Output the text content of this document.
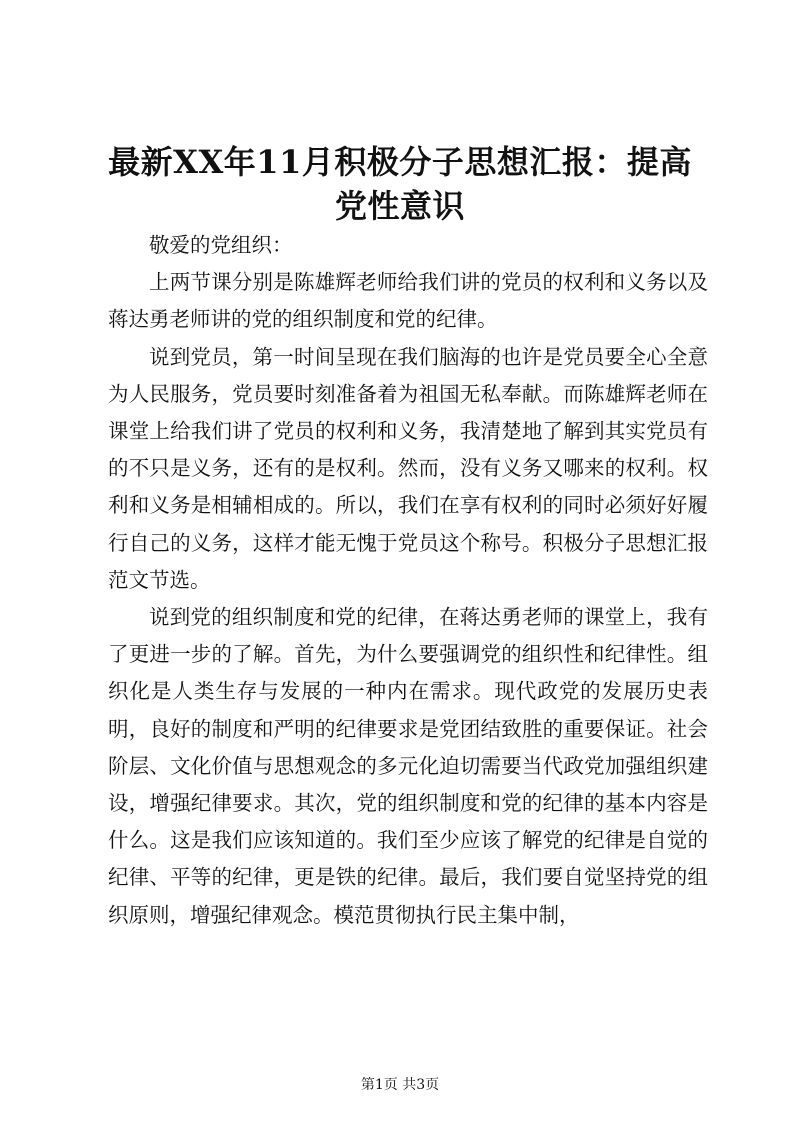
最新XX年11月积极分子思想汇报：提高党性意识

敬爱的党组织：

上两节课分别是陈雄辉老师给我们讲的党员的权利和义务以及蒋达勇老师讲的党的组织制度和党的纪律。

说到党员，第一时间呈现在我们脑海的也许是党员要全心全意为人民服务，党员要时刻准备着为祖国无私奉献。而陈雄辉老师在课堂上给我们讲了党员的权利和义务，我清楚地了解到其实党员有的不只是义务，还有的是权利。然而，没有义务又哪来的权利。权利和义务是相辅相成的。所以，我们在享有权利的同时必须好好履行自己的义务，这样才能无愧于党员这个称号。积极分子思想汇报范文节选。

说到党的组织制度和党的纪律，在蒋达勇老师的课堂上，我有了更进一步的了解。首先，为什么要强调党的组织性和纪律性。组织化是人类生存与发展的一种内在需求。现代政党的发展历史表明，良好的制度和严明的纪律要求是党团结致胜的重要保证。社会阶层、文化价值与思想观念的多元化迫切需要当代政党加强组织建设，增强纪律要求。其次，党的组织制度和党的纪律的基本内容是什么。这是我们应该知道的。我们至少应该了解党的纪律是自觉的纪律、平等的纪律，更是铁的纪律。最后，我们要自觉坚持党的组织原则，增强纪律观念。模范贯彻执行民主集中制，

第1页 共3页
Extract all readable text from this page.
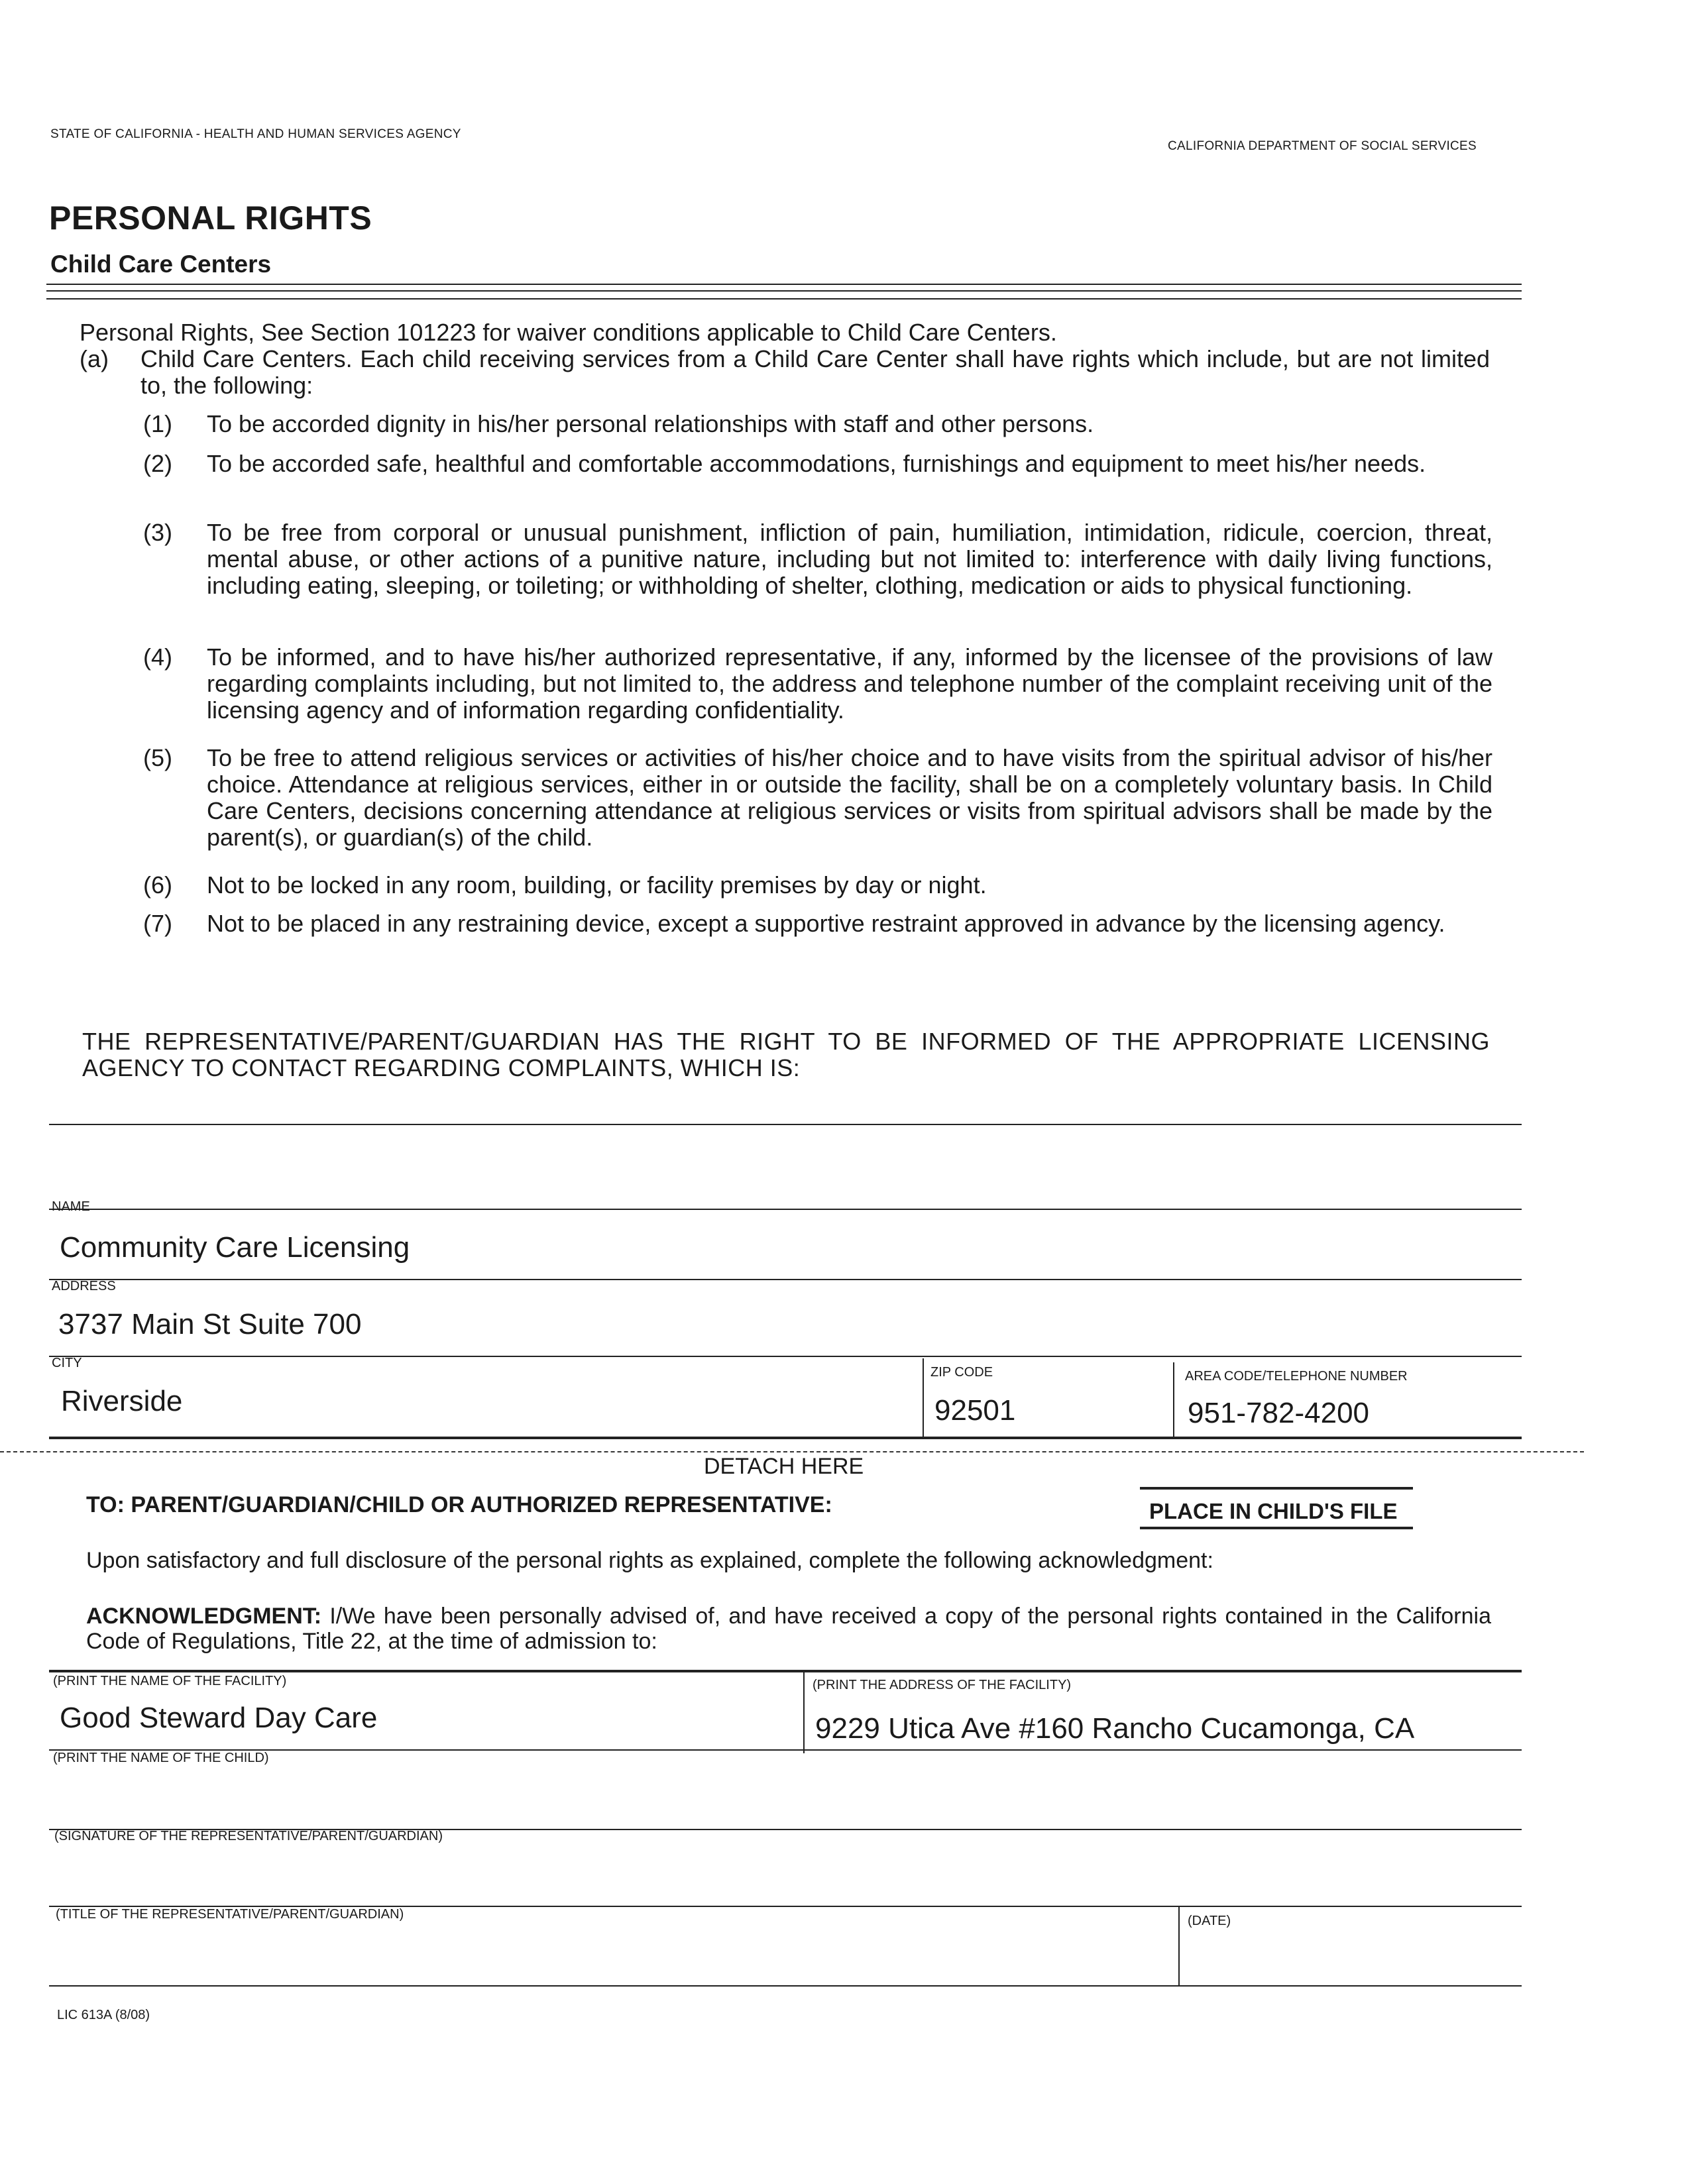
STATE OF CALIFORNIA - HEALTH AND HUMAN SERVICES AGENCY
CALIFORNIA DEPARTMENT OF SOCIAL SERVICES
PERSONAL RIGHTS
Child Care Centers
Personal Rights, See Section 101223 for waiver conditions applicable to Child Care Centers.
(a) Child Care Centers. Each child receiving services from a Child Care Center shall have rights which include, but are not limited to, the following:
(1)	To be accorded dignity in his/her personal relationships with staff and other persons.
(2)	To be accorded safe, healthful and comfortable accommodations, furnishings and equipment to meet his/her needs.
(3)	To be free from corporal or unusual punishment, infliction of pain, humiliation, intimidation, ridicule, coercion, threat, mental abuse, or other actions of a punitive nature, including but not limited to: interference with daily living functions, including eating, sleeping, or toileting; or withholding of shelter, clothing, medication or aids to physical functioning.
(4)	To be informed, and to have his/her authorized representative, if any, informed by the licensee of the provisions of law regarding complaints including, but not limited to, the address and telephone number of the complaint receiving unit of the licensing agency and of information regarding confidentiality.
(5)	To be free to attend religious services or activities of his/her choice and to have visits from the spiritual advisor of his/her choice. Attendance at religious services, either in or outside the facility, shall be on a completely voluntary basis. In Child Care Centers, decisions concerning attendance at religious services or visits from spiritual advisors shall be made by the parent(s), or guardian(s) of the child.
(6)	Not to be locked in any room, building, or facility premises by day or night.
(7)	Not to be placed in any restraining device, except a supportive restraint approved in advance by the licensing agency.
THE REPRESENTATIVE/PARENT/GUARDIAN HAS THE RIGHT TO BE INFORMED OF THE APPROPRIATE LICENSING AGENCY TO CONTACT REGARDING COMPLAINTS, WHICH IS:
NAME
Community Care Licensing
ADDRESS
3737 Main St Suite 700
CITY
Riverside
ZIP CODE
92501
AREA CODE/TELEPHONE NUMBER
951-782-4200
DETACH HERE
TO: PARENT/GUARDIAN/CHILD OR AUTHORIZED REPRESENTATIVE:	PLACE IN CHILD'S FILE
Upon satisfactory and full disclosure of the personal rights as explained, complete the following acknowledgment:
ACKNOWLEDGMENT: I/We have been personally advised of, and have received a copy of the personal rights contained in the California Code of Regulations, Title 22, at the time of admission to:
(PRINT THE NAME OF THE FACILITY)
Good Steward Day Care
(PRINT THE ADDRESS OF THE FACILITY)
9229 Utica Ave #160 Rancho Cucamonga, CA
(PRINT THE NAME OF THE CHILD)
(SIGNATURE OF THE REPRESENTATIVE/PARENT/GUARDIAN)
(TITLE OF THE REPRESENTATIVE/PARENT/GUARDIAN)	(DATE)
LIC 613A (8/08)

TO BE DONE – Exclude the images, then output the data above word for word.

WRITTEN RESPONSE –
Output the text content of this document.
最新XX年11月积极分子思想汇报：提高党性意识

敬爱的党组织：

上两节课分别是陈雄辉老师给我们讲的党员的权利和义务以及蒋达勇老师讲的党的组织制度和党的纪律。

说到党员，第一时间呈现在我们脑海的也许是党员要全心全意为人民服务，党员要时刻准备着为祖国无私奉献。而陈雄辉老师在课堂上给我们讲了党员的权利和义务，我清楚地了解到其实党员有的不只是义务，还有的是权利。然而，没有义务又哪来的权利。权利和义务是相辅相成的。所以，我们在享有权利的同时必须好好履行自己的义务，这样才能无愧于党员这个称号。积极分子思想汇报范文节选。

说到党的组织制度和党的纪律，在蒋达勇老师的课堂上，我有了更进一步的了解。首先，为什么要强调党的组织性和纪律性。组织化是人类生存与发展的一种内在需求。现代政党的发展历史表明，良好的制度和严明的纪律要求是党团结致胜的重要保证。社会阶层、文化价值与思想观念的多元化迫切需要当代政党加强组织建设，增强纪律要求。其次，党的组织制度和党的纪律的基本内容是什么。这是我们应该知道的。我们至少应该了解党的纪律是自觉的纪律、平等的纪律，更是铁的纪律。最后，我们要自觉坚持党的组织原则，增强纪律观念。模范贯彻执行民主集中制，

第1页 共3页
Extract all readable text from this page.
STATE OF CALIFORNIA - HEALTH AND HUMAN SERVICES AGENCY
CALIFORNIA DEPARTMENT OF SOCIAL SERVICES
PERSONAL RIGHTS
Child Care Centers
Personal Rights, See Section 101223 for waiver conditions applicable to Child Care Centers.
(a) Child Care Centers. Each child receiving services from a Child Care Center shall have rights which include, but are not limited to, the following:
(1)	To be accorded dignity in his/her personal relationships with staff and other persons.
(2)	To be accorded safe, healthful and comfortable accommodations, furnishings and equipment to meet his/her needs.
(3)	To be free from corporal or unusual punishment, infliction of pain, humiliation, intimidation, ridicule, coercion, threat, mental abuse, or other actions of a punitive nature, including but not limited to: interference with daily living functions, including eating, sleeping, or toileting; or withholding of shelter, clothing, medication or aids to physical functioning.
(4)	To be informed, and to have his/her authorized representative, if any, informed by the licensee of the provisions of law regarding complaints including, but not limited to, the address and telephone number of the complaint receiving unit of the licensing agency and of information regarding confidentiality.
(5)	To be free to attend religious services or activities of his/her choice and to have visits from the spiritual advisor of his/her choice. Attendance at religious services, either in or outside the facility, shall be on a completely voluntary basis. In Child Care Centers, decisions concerning attendance at religious services or visits from spiritual advisors shall be made by the parent(s), or guardian(s) of the child.
(6)	Not to be locked in any room, building, or facility premises by day or night.
(7)	Not to be placed in any restraining device, except a supportive restraint approved in advance by the licensing agency.
THE REPRESENTATIVE/PARENT/GUARDIAN HAS THE RIGHT TO BE INFORMED OF THE APPROPRIATE LICENSING AGENCY TO CONTACT REGARDING COMPLAINTS, WHICH IS:
NAME
Community Care Licensing
ADDRESS
3737 Main St Suite 700
CITY
Riverside
ZIP CODE
92501
AREA CODE/TELEPHONE NUMBER
951-782-4200
DETACH HERE
TO: PARENT/GUARDIAN/CHILD OR AUTHORIZED REPRESENTATIVE:	PLACE IN CHILD'S FILE
Upon satisfactory and full disclosure of the personal rights as explained, complete the following acknowledgment:
ACKNOWLEDGMENT: I/We have been personally advised of, and have received a copy of the personal rights contained in the California Code of Regulations, Title 22, at the time of admission to:
(PRINT THE NAME OF THE FACILITY)
Good Steward Day Care
(PRINT THE ADDRESS OF THE FACILITY)
9229 Utica Ave #160 Rancho Cucamonga, CA
(PRINT THE NAME OF THE CHILD)
(SIGNATURE OF THE REPRESENTATIVE/PARENT/GUARDIAN)
(TITLE OF THE REPRESENTATIVE/PARENT/GUARDIAN)	(DATE)
LIC 613A (8/08)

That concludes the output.